- _Exercise details_: Identify each line below that contains the word "guitarra", and copy it out.

(Recorded data)
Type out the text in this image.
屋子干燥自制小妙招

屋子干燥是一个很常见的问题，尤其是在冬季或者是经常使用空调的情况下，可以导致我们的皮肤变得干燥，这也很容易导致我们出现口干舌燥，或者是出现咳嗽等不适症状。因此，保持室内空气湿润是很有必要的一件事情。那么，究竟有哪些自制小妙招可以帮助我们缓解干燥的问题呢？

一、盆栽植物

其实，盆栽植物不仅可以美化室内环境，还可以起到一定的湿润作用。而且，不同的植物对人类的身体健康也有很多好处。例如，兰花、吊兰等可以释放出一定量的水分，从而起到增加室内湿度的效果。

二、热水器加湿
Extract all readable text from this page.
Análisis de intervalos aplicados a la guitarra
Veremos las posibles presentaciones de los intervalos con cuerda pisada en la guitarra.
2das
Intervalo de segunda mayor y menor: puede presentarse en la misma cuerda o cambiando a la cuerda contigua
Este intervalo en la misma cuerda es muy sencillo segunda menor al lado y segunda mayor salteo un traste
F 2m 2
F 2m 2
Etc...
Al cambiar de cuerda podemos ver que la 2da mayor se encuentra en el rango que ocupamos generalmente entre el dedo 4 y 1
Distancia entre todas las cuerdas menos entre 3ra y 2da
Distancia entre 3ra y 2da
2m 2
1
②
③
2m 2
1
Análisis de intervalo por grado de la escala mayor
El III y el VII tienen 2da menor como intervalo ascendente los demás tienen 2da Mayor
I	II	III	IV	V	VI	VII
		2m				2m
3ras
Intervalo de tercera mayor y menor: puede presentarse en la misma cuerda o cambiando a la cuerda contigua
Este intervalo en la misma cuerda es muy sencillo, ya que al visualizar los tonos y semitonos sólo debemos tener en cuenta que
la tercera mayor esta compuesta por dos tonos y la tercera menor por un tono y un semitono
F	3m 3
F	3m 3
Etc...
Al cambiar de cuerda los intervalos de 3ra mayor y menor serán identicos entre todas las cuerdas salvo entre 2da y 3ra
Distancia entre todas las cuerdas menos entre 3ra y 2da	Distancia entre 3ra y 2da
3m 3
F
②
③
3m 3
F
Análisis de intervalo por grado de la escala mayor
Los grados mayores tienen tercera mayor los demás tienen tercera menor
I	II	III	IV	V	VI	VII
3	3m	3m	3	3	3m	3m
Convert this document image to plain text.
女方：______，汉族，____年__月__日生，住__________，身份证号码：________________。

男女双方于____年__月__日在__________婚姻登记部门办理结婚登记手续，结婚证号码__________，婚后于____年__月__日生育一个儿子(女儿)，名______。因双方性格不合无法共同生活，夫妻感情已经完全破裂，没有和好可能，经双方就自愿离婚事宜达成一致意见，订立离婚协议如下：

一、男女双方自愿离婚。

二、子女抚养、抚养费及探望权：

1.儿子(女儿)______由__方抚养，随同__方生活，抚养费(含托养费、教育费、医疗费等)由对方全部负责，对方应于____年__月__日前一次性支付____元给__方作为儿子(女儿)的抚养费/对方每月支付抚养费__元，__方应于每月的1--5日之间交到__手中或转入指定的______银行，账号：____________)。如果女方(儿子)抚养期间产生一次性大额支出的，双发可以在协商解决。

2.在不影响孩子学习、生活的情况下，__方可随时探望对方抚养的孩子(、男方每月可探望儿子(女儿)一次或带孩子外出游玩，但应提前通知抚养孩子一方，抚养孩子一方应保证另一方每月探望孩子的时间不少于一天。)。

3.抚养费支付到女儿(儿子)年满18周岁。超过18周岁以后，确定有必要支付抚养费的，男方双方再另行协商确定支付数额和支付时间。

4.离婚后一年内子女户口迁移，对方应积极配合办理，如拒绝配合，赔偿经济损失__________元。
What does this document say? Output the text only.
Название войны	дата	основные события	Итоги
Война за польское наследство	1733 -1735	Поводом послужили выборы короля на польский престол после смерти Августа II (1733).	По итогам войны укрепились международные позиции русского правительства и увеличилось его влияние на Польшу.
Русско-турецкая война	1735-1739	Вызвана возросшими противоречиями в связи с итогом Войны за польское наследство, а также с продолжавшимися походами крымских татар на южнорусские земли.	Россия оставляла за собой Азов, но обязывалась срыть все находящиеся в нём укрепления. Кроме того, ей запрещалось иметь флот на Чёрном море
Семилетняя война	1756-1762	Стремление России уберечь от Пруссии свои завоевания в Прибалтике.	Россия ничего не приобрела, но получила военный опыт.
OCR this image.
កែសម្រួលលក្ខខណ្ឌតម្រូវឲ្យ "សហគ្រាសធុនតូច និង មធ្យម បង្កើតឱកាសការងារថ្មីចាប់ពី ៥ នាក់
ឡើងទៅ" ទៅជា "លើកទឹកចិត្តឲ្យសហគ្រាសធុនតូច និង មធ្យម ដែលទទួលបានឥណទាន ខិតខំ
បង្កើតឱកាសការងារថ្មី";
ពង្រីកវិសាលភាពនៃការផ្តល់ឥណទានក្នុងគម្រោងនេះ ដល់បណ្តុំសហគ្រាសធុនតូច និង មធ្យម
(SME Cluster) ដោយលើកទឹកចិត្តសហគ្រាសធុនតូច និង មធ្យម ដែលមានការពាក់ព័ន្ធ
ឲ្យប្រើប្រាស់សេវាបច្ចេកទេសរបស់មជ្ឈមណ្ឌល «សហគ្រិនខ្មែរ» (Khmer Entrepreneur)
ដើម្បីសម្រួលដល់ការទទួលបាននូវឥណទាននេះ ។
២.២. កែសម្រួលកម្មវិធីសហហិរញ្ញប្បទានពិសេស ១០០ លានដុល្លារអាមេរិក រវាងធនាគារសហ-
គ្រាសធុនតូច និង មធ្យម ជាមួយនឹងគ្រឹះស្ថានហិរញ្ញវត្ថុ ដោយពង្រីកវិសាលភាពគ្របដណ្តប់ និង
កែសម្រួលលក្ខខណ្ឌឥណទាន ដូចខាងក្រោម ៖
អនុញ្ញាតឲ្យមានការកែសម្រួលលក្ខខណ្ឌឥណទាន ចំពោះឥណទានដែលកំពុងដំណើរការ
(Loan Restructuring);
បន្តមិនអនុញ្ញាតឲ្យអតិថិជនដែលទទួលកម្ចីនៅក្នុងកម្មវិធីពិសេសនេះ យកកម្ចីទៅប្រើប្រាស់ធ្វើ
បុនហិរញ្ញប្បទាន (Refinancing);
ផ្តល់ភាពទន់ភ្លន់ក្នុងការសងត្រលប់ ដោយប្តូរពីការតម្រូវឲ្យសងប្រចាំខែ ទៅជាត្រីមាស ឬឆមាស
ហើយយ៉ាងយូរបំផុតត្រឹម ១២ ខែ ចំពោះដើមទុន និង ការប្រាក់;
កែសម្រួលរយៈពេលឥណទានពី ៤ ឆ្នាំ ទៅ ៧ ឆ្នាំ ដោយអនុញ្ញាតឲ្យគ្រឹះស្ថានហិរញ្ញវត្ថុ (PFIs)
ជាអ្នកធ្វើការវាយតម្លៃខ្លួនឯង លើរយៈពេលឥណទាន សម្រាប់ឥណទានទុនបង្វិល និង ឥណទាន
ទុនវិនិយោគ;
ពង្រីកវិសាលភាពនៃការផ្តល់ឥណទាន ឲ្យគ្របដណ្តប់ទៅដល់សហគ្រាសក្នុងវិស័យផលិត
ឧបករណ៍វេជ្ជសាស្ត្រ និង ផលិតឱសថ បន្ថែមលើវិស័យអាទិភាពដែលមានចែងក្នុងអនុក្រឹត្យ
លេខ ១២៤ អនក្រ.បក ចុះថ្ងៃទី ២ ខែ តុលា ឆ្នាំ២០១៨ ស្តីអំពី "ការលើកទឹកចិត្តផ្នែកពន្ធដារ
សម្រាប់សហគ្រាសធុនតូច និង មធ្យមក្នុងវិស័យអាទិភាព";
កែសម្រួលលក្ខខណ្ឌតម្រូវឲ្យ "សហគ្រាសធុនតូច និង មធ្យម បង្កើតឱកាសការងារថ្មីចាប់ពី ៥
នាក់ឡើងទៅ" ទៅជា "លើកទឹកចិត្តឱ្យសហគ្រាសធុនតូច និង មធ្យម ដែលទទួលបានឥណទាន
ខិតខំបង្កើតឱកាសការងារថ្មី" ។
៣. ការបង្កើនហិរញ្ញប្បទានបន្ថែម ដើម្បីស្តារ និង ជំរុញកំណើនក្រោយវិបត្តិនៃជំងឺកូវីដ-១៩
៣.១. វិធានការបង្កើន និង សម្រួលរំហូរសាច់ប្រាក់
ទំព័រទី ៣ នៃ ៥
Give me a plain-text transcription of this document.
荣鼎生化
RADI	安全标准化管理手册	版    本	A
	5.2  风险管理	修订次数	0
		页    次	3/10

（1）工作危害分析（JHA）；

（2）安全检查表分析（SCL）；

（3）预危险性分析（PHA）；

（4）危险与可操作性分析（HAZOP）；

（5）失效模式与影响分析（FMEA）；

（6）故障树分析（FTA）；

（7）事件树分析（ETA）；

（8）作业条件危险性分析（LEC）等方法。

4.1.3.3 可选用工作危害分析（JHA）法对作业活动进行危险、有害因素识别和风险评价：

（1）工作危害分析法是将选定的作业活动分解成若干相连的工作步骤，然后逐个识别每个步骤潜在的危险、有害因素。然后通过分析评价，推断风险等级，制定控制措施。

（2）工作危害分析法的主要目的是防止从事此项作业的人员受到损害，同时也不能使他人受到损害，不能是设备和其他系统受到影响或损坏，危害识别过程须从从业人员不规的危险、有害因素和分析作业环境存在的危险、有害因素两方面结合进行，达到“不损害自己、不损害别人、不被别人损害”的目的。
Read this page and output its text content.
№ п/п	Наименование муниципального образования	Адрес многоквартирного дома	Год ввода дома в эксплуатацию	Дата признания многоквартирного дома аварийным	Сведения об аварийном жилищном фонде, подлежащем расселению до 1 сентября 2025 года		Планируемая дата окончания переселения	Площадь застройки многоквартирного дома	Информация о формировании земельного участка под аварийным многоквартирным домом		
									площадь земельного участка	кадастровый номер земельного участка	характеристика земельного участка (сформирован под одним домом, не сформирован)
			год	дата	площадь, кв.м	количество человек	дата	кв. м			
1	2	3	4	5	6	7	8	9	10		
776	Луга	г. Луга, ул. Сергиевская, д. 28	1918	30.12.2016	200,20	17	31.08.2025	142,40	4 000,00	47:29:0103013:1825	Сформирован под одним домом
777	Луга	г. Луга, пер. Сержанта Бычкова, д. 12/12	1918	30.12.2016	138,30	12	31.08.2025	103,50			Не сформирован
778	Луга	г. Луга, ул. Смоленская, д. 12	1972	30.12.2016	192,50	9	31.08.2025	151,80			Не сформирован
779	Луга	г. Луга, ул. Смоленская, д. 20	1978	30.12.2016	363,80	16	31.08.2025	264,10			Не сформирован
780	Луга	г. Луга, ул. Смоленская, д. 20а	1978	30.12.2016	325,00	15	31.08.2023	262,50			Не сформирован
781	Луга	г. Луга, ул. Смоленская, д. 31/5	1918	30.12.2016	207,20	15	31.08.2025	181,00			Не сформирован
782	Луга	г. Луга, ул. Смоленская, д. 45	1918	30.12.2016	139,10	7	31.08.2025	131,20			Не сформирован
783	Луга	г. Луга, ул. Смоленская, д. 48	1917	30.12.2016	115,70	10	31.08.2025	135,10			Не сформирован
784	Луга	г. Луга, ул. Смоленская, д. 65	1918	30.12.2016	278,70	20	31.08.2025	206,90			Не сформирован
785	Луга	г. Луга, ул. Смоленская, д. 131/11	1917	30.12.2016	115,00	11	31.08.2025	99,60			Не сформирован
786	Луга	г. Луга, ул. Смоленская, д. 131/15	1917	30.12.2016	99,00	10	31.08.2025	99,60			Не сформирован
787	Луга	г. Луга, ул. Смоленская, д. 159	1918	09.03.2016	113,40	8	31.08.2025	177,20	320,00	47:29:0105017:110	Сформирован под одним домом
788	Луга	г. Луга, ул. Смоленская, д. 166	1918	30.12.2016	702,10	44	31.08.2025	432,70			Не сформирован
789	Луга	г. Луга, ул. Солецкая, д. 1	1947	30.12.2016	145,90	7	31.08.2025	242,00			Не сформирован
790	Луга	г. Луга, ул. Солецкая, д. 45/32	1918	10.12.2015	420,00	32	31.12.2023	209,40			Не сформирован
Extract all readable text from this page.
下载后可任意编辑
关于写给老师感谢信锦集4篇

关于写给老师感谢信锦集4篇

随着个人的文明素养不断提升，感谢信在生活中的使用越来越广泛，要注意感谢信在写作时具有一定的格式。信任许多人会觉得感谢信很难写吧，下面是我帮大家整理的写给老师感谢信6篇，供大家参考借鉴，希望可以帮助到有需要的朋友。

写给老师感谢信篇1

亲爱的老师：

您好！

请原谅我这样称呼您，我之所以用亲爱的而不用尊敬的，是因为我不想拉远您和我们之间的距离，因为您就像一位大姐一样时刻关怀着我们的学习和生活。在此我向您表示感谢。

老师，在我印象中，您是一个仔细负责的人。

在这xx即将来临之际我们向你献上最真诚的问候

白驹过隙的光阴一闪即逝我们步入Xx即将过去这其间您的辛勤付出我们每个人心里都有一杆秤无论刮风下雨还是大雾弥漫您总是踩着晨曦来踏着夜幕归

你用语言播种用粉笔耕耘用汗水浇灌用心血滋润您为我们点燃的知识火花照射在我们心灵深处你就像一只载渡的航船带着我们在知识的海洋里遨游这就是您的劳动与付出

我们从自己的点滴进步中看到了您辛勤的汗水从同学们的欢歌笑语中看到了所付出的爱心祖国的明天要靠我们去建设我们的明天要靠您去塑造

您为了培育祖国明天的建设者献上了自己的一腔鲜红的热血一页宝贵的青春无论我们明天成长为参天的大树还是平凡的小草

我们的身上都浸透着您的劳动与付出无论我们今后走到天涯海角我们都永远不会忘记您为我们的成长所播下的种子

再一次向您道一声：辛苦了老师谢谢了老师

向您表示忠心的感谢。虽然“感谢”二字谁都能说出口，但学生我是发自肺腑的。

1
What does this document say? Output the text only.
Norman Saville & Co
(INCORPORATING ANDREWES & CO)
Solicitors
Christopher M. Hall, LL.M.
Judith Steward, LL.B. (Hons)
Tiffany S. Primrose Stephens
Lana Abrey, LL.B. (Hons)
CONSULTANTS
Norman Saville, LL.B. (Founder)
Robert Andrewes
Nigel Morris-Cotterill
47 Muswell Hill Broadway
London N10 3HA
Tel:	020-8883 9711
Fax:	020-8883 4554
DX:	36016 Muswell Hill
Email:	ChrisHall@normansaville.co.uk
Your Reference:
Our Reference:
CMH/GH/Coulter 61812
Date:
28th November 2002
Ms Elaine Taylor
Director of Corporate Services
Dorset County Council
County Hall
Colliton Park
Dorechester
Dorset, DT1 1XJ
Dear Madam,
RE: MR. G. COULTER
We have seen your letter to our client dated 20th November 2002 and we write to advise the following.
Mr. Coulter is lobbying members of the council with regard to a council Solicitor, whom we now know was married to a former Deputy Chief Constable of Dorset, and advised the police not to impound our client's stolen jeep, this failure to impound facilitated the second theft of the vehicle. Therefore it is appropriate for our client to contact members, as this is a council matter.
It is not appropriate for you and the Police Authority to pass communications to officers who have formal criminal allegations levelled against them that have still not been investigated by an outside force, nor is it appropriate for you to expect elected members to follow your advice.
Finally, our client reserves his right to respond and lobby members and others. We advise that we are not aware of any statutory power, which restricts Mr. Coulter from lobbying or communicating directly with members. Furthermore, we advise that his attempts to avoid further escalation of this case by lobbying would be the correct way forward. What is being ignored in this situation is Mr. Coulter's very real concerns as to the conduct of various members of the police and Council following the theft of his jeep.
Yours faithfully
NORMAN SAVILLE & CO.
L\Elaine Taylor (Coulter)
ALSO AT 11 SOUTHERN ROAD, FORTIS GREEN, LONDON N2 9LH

- _Complete response_:
Análisis de intervalos aplicados a la guitarra
Veremos las posibles presentaciones de los intervalos con cuerda pisada en la guitarra.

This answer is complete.